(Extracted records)

________

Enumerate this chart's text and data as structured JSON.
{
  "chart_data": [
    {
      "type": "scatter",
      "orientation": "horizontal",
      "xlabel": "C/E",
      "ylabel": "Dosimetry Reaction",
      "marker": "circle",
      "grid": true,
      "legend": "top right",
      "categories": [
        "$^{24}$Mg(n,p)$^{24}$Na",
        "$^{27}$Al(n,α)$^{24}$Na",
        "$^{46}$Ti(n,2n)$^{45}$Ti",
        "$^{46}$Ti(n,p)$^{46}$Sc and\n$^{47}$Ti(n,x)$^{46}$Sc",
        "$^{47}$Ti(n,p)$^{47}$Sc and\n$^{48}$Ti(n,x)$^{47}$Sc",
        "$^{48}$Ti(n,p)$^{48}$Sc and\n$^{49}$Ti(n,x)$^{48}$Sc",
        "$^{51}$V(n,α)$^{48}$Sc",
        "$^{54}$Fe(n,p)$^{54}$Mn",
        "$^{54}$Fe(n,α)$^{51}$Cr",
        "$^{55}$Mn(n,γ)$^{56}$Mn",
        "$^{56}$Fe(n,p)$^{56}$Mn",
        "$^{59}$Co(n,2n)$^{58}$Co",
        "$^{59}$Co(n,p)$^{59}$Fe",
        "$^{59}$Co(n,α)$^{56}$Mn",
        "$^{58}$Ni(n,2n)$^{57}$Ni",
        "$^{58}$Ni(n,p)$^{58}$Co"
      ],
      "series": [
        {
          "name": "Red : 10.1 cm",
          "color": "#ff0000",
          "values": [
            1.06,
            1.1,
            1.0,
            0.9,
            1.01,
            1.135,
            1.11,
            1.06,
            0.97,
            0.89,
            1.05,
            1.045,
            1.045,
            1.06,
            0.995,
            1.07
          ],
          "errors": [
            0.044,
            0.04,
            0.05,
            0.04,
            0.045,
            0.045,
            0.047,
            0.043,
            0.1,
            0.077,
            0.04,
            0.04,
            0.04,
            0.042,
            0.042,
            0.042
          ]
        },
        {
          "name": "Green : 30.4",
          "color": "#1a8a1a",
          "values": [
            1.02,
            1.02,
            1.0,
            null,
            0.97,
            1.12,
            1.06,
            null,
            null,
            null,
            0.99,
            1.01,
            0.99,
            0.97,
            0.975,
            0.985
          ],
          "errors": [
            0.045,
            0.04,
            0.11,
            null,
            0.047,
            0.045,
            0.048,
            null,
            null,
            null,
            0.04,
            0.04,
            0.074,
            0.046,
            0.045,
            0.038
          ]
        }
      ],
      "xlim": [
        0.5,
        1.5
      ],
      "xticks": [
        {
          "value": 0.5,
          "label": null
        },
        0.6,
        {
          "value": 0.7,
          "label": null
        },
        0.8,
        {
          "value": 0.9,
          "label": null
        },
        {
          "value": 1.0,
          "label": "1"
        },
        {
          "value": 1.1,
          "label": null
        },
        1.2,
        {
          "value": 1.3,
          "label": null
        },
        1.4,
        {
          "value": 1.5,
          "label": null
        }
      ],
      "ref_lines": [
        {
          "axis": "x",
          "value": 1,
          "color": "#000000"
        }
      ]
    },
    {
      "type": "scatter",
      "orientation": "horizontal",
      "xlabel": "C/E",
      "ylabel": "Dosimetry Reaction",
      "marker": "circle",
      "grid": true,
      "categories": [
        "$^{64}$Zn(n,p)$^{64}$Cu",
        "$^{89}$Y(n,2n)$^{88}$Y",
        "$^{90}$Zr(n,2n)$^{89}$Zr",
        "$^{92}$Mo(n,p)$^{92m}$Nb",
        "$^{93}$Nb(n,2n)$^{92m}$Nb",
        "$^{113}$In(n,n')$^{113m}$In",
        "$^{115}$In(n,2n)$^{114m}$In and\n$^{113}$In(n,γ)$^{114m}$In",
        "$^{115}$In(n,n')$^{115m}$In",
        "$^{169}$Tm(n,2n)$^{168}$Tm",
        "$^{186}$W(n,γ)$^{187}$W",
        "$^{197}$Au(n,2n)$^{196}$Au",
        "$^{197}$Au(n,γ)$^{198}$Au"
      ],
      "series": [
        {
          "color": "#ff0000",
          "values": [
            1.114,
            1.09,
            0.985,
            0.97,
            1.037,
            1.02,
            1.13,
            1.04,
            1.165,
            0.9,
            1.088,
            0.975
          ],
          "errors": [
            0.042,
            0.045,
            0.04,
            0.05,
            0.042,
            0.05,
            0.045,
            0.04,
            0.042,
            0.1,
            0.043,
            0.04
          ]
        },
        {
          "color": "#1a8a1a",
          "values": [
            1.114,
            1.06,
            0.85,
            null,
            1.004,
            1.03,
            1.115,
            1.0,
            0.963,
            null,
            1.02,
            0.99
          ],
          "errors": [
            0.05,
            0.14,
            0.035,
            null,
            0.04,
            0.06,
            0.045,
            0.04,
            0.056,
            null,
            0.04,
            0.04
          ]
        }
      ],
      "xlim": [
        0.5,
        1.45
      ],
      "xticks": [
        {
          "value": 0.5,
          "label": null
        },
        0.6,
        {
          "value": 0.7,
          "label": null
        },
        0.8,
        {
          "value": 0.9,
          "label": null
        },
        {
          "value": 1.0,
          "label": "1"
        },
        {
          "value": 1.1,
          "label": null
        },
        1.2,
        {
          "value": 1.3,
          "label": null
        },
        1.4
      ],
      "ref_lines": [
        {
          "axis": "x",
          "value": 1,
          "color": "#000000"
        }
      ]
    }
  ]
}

________

— TASK DETAILS —
Reproduce all of the material above word for word.

— FINAL RESULT —
Enumerate this chart's text and data as structured JSON.
{
  "chart_data": [
    {
      "type": "scatter",
      "orientation": "horizontal",
      "xlabel": "C/E",
      "ylabel": "Dosimetry Reaction",
      "marker": "circle",
      "grid": true,
      "legend": "top right",
      "categories": [
        "$^{24}$Mg(n,p)$^{24}$Na",
        "$^{27}$Al(n,α)$^{24}$Na",
        "$^{46}$Ti(n,2n)$^{45}$Ti",
        "$^{46}$Ti(n,p)$^{46}$Sc and\n$^{47}$Ti(n,x)$^{46}$Sc",
        "$^{47}$Ti(n,p)$^{47}$Sc and\n$^{48}$Ti(n,x)$^{47}$Sc",
        "$^{48}$Ti(n,p)$^{48}$Sc and\n$^{49}$Ti(n,x)$^{48}$Sc",
        "$^{51}$V(n,α)$^{48}$Sc",
        "$^{54}$Fe(n,p)$^{54}$Mn",
        "$^{54}$Fe(n,α)$^{51}$Cr",
        "$^{55}$Mn(n,γ)$^{56}$Mn",
        "$^{56}$Fe(n,p)$^{56}$Mn",
        "$^{59}$Co(n,2n)$^{58}$Co",
        "$^{59}$Co(n,p)$^{59}$Fe",
        "$^{59}$Co(n,α)$^{56}$Mn",
        "$^{58}$Ni(n,2n)$^{57}$Ni",
        "$^{58}$Ni(n,p)$^{58}$Co"
      ],
      "series": [
        {
          "name": "Red : 10.1 cm",
          "color": "#ff0000",
          "values": [
            1.06,
            1.1,
            1.0,
            0.9,
            1.01,
            1.135,
            1.11,
            1.06,
            0.97,
            0.89,
            1.05,
            1.045,
            1.045,
            1.06,
            0.995,
            1.07
          ],
          "errors": [
            0.044,
            0.04,
            0.05,
            0.04,
            0.045,
            0.045,
            0.047,
            0.043,
            0.1,
            0.077,
            0.04,
            0.04,
            0.04,
            0.042,
            0.042,
            0.042
          ]
        },
        {
          "name": "Green : 30.4",
          "color": "#1a8a1a",
          "values": [
            1.02,
            1.02,
            1.0,
            null,
            0.97,
            1.12,
            1.06,
            null,
            null,
            null,
            0.99,
            1.01,
            0.99,
            0.97,
            0.975,
            0.985
          ],
          "errors": [
            0.045,
            0.04,
            0.11,
            null,
            0.047,
            0.045,
            0.048,
            null,
            null,
            null,
            0.04,
            0.04,
            0.074,
            0.046,
            0.045,
            0.038
          ]
        }
      ],
      "xlim": [
        0.5,
        1.5
      ],
      "xticks": [
        {
          "value": 0.5,
          "label": null
        },
        0.6,
        {
          "value": 0.7,
          "label": null
        },
        0.8,
        {
          "value": 0.9,
          "label": null
        },
        {
          "value": 1.0,
          "label": "1"
        },
        {
          "value": 1.1,
          "label": null
        },
        1.2,
        {
          "value": 1.3,
          "label": null
        },
        1.4,
        {
          "value": 1.5,
          "label": null
        }
      ],
      "ref_lines": [
        {
          "axis": "x",
          "value": 1,
          "color": "#000000"
        }
      ]
    },
    {
      "type": "scatter",
      "orientation": "horizontal",
      "xlabel": "C/E",
      "ylabel": "Dosimetry Reaction",
      "marker": "circle",
      "grid": true,
      "categories": [
        "$^{64}$Zn(n,p)$^{64}$Cu",
        "$^{89}$Y(n,2n)$^{88}$Y",
        "$^{90}$Zr(n,2n)$^{89}$Zr",
        "$^{92}$Mo(n,p)$^{92m}$Nb",
        "$^{93}$Nb(n,2n)$^{92m}$Nb",
        "$^{113}$In(n,n')$^{113m}$In",
        "$^{115}$In(n,2n)$^{114m}$In and\n$^{113}$In(n,γ)$^{114m}$In",
        "$^{115}$In(n,n')$^{115m}$In",
        "$^{169}$Tm(n,2n)$^{168}$Tm",
        "$^{186}$W(n,γ)$^{187}$W",
        "$^{197}$Au(n,2n)$^{196}$Au",
        "$^{197}$Au(n,γ)$^{198}$Au"
      ],
      "series": [
        {
          "color": "#ff0000",
          "values": [
            1.114,
            1.09,
            0.985,
            0.97,
            1.037,
            1.02,
            1.13,
            1.04,
            1.165,
            0.9,
            1.088,
            0.975
          ],
          "errors": [
            0.042,
            0.045,
            0.04,
            0.05,
            0.042,
            0.05,
            0.045,
            0.04,
            0.042,
            0.1,
            0.043,
            0.04
          ]
        },
        {
          "color": "#1a8a1a",
          "values": [
            1.114,
            1.06,
            0.85,
            null,
            1.004,
            1.03,
            1.115,
            1.0,
            0.963,
            null,
            1.02,
            0.99
          ],
          "errors": [
            0.05,
            0.14,
            0.035,
            null,
            0.04,
            0.06,
            0.045,
            0.04,
            0.056,
            null,
            0.04,
            0.04
          ]
        }
      ],
      "xlim": [
        0.5,
        1.45
      ],
      "xticks": [
        {
          "value": 0.5,
          "label": null
        },
        0.6,
        {
          "value": 0.7,
          "label": null
        },
        0.8,
        {
          "value": 0.9,
          "label": null
        },
        {
          "value": 1.0,
          "label": "1"
        },
        {
          "value": 1.1,
          "label": null
        },
        1.2,
        {
          "value": 1.3,
          "label": null
        },
        1.4
      ],
      "ref_lines": [
        {
          "axis": "x",
          "value": 1,
          "color": "#000000"
        }
      ]
    }
  ]
}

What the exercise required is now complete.